● Exercise
Pull out each line of the records holding the string "PDFCreator".
↓↓↓
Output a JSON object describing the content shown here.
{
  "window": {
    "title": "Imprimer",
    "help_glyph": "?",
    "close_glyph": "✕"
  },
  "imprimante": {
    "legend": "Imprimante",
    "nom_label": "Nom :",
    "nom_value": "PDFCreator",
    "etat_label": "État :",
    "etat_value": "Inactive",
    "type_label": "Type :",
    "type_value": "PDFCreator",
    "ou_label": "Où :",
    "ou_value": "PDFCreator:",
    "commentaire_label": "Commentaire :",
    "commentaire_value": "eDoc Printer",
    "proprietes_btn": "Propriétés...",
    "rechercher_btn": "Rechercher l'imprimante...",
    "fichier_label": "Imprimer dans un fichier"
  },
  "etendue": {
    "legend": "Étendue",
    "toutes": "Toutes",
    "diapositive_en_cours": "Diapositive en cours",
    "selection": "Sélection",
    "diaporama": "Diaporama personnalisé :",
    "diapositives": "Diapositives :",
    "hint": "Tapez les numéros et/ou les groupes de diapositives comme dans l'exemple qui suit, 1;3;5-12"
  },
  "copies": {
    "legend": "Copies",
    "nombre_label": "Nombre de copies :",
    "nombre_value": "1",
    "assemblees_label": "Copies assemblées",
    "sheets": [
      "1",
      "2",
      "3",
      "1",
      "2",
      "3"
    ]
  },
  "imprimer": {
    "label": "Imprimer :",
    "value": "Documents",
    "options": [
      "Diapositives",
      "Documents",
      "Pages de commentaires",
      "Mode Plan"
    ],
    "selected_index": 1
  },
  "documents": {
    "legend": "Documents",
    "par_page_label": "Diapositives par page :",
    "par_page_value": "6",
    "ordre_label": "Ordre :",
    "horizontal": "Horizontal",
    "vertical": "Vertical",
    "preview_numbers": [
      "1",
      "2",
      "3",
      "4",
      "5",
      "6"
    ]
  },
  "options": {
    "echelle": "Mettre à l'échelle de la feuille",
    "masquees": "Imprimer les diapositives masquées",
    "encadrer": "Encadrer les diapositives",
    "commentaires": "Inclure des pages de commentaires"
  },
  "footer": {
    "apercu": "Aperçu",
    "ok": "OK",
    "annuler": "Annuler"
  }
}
↑↑↑
● Answer to this exercise
    "nom_value": "PDFCreator",
    "type_value": "PDFCreator",
    "ou_value": "PDFCreator:",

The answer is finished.